▶ [Given task]:
Extract every entry word for word. Skip the pictures.

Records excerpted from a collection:
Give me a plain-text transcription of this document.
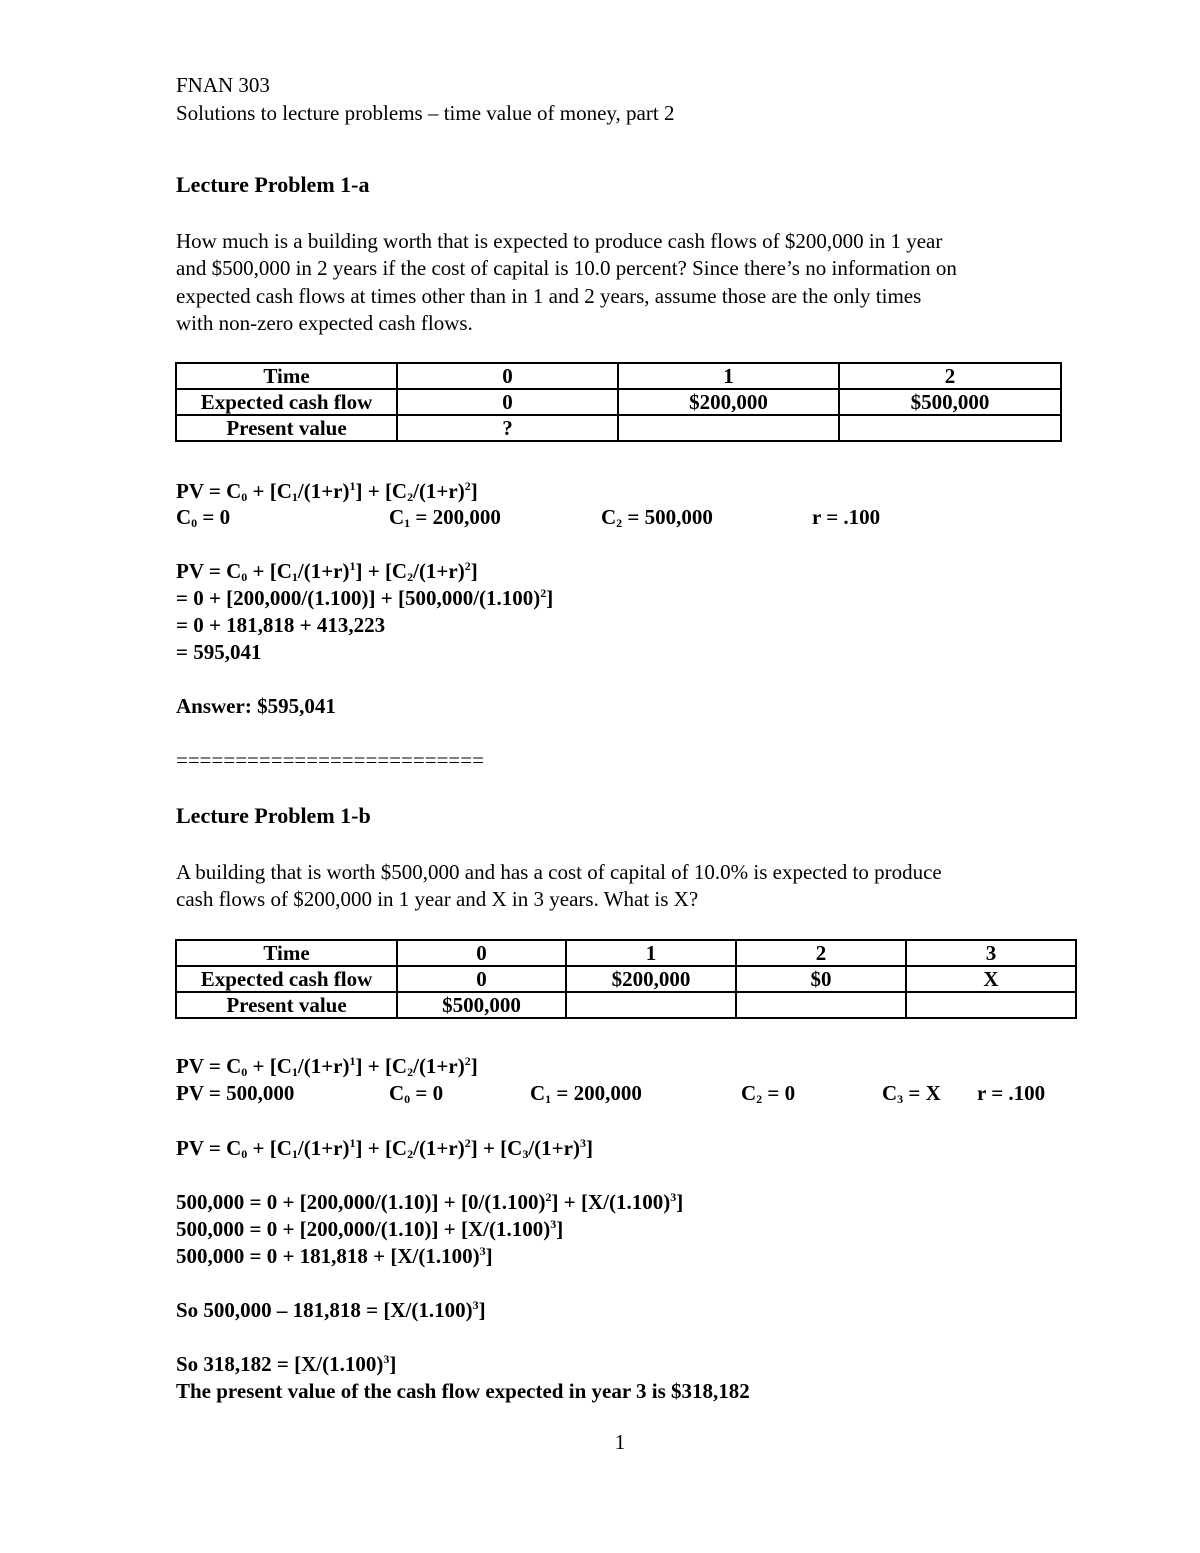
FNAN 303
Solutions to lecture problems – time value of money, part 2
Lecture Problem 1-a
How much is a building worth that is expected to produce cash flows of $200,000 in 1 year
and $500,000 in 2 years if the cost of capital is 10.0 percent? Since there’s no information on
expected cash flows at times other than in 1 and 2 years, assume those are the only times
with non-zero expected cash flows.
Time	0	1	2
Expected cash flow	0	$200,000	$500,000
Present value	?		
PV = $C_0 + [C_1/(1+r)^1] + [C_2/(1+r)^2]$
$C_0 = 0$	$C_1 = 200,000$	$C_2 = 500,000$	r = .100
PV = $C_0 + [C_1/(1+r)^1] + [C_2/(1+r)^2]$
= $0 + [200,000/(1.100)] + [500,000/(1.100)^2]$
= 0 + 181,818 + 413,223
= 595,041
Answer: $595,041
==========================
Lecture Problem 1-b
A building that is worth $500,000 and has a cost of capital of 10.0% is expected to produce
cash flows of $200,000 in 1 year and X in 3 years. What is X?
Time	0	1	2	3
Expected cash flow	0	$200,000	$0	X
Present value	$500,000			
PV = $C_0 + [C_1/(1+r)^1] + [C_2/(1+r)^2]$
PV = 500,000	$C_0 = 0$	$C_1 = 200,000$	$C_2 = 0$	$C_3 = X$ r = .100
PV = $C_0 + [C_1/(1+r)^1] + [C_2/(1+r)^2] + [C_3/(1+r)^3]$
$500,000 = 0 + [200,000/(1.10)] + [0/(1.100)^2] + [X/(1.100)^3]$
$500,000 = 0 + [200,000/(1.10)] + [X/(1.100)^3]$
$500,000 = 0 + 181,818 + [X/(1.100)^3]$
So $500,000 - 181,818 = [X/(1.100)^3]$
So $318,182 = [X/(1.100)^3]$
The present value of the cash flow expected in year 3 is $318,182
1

▶ [Solution for this problem]:
Give me a plain-text transcription of this document.
FNAN 303
Solutions to lecture problems – time value of money, part 2
Lecture Problem 1-a
How much is a building worth that is expected to produce cash flows of $200,000 in 1 year
and $500,000 in 2 years if the cost of capital is 10.0 percent? Since there’s no information on
expected cash flows at times other than in 1 and 2 years, assume those are the only times
with non-zero expected cash flows.
Time	0	1	2
Expected cash flow	0	$200,000	$500,000
Present value	?		
PV = $C_0 + [C_1/(1+r)^1] + [C_2/(1+r)^2]$
$C_0 = 0$	$C_1 = 200,000$	$C_2 = 500,000$	r = .100
PV = $C_0 + [C_1/(1+r)^1] + [C_2/(1+r)^2]$
= $0 + [200,000/(1.100)] + [500,000/(1.100)^2]$
= 0 + 181,818 + 413,223
= 595,041
Answer: $595,041
==========================
Lecture Problem 1-b
A building that is worth $500,000 and has a cost of capital of 10.0% is expected to produce
cash flows of $200,000 in 1 year and X in 3 years. What is X?
Time	0	1	2	3
Expected cash flow	0	$200,000	$0	X
Present value	$500,000			
PV = $C_0 + [C_1/(1+r)^1] + [C_2/(1+r)^2]$
PV = 500,000	$C_0 = 0$	$C_1 = 200,000$	$C_2 = 0$	$C_3 = X$ r = .100
PV = $C_0 + [C_1/(1+r)^1] + [C_2/(1+r)^2] + [C_3/(1+r)^3]$
$500,000 = 0 + [200,000/(1.10)] + [0/(1.100)^2] + [X/(1.100)^3]$
$500,000 = 0 + [200,000/(1.10)] + [X/(1.100)^3]$
$500,000 = 0 + 181,818 + [X/(1.100)^3]$
So $500,000 - 181,818 = [X/(1.100)^3]$
So $318,182 = [X/(1.100)^3]$
The present value of the cash flow expected in year 3 is $318,182
1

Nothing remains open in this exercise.